- Work instructions
Reproduce the material from its first line through the line containing "panel: Robotic Process Automation: mimics", replacing every occurrence of "plus signs triangle" with "plus-sign triangle" and leaving everything else unchanged.

╭──

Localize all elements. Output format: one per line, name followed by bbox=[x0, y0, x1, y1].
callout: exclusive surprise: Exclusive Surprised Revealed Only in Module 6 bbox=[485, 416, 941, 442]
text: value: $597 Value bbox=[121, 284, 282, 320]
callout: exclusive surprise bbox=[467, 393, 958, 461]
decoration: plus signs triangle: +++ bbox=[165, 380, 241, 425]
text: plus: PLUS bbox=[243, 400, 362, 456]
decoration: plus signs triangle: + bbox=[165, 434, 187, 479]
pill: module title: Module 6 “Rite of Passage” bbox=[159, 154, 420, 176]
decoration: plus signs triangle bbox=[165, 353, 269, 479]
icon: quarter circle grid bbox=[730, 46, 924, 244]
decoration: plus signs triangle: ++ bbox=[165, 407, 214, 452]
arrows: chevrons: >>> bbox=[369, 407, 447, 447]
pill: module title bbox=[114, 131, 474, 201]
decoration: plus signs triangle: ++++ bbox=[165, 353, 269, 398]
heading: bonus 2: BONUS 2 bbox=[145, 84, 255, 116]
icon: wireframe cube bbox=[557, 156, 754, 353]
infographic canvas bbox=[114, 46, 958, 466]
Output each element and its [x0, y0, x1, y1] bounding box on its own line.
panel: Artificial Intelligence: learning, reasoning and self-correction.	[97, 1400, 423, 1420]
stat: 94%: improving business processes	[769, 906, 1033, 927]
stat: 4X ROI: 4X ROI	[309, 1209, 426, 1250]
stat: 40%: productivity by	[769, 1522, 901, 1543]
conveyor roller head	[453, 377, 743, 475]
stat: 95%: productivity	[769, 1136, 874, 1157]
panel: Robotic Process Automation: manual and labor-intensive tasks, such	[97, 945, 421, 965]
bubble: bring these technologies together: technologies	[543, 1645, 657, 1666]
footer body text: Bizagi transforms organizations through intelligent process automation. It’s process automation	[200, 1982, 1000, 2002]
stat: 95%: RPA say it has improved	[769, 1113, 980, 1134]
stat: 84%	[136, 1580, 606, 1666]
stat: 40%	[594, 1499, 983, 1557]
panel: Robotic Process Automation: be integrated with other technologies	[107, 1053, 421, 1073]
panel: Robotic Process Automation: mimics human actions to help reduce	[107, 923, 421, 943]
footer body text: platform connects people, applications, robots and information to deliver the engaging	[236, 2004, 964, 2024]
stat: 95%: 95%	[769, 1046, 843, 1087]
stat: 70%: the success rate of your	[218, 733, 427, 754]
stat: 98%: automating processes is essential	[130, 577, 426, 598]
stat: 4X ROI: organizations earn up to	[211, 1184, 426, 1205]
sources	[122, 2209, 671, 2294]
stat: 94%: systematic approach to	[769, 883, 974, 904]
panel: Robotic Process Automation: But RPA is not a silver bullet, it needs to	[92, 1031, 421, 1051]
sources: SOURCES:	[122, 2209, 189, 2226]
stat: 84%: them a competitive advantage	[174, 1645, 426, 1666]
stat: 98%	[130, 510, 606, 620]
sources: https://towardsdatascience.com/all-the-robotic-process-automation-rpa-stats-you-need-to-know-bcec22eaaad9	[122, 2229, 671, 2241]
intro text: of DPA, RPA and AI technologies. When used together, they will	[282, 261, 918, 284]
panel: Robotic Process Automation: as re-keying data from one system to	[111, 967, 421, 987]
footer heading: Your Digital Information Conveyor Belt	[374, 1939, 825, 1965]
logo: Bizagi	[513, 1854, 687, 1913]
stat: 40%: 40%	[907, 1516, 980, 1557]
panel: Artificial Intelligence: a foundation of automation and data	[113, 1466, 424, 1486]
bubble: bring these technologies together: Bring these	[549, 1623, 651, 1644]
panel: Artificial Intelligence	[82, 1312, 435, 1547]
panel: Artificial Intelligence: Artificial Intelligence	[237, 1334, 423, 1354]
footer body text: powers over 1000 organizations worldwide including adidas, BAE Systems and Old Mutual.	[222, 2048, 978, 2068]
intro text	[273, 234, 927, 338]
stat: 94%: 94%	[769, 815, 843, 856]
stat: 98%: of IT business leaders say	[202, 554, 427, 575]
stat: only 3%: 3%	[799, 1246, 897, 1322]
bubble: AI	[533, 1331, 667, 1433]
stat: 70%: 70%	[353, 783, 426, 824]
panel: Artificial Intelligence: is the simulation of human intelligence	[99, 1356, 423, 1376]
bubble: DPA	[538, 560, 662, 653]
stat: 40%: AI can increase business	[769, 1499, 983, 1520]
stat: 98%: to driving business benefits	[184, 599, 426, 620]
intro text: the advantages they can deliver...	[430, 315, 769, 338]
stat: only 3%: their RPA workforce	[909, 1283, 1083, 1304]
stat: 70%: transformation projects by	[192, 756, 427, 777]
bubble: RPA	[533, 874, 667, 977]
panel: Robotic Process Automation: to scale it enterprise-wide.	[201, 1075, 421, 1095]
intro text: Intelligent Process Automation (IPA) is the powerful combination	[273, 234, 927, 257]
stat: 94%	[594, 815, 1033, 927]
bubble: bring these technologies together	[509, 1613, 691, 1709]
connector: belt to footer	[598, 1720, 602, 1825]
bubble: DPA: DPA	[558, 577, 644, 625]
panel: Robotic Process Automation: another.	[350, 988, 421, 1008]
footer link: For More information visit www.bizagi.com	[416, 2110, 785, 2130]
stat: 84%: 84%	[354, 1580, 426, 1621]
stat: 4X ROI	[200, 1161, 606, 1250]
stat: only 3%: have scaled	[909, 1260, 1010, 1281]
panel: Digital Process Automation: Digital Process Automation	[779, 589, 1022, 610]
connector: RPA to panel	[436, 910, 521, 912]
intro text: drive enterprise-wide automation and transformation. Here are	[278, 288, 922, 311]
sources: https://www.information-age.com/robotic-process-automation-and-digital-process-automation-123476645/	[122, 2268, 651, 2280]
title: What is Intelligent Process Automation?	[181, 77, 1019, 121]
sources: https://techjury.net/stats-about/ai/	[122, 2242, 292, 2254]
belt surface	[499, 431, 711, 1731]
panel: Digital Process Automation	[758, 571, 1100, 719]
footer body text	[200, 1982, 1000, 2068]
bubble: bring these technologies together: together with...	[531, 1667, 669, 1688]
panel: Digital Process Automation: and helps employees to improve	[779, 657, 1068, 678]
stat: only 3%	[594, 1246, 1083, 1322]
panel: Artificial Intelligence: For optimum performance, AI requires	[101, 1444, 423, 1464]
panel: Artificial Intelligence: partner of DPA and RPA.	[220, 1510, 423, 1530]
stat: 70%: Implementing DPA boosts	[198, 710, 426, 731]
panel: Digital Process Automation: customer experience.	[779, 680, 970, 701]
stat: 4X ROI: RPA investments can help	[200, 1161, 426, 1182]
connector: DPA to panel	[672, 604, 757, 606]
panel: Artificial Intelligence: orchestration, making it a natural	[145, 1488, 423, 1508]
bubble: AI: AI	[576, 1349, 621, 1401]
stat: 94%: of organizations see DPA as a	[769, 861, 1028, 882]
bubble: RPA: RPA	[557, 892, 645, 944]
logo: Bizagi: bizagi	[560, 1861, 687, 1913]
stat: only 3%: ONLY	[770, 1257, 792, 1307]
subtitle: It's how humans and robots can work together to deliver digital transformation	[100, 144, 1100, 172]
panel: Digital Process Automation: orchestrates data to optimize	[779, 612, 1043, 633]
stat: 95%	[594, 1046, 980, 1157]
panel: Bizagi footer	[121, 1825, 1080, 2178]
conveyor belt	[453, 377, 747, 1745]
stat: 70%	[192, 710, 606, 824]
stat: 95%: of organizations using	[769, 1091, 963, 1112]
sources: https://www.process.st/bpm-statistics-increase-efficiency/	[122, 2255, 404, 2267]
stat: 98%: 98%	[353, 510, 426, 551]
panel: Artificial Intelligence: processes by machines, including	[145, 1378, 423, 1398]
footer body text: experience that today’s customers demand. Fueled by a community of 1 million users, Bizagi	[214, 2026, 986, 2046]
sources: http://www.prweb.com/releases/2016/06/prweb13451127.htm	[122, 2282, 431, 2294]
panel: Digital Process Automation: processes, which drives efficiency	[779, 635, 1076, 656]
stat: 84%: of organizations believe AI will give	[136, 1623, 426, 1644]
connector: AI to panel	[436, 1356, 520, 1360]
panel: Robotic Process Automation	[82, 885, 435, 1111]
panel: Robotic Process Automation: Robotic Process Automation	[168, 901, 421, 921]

╰──

- The answer
Localize all elements. Output format: one per line, name followed by bbox=[x0, y0, x1, y1].
callout: exclusive surprise: Exclusive Surprised Revealed Only in Module 6 bbox=[485, 416, 941, 442]
text: value: $597 Value bbox=[121, 284, 282, 320]
callout: exclusive surprise bbox=[467, 393, 958, 461]
decoration: plus-sign triangle: +++ bbox=[165, 380, 241, 425]
text: plus: PLUS bbox=[243, 400, 362, 456]
decoration: plus-sign triangle: + bbox=[165, 434, 187, 479]
pill: module title: Module 6 “Rite of Passage” bbox=[159, 154, 420, 176]
decoration: plus-sign triangle bbox=[165, 353, 269, 479]
icon: quarter circle grid bbox=[730, 46, 924, 244]
decoration: plus-sign triangle: ++ bbox=[165, 407, 214, 452]
arrows: chevrons: >>> bbox=[369, 407, 447, 447]
pill: module title bbox=[114, 131, 474, 201]
decoration: plus-sign triangle: ++++ bbox=[165, 353, 269, 398]
heading: bonus 2: BONUS 2 bbox=[145, 84, 255, 116]
icon: wireframe cube bbox=[557, 156, 754, 353]
infographic canvas bbox=[114, 46, 958, 466]
Output each element and its [x0, y0, x1, y1] bounding box on its own line.
panel: Artificial Intelligence: learning, reasoning and self-correction.	[97, 1400, 423, 1420]
stat: 94%: improving business processes	[769, 906, 1033, 927]
stat: 4X ROI: 4X ROI	[309, 1209, 426, 1250]
stat: 40%: productivity by	[769, 1522, 901, 1543]
conveyor roller head	[453, 377, 743, 475]
stat: 95%: productivity	[769, 1136, 874, 1157]
panel: Robotic Process Automation: manual and labor-intensive tasks, such	[97, 945, 421, 965]
bubble: bring these technologies together: technologies	[543, 1645, 657, 1666]
footer body text: Bizagi transforms organizations through intelligent process automation. It’s process automation	[200, 1982, 1000, 2002]
stat: 95%: RPA say it has improved	[769, 1113, 980, 1134]
stat: 84%	[136, 1580, 606, 1666]
stat: 40%	[594, 1499, 983, 1557]
panel: Robotic Process Automation: be integrated with other technologies	[107, 1053, 421, 1073]
panel: Robotic Process Automation: mimics human actions to help reduce	[107, 923, 421, 943]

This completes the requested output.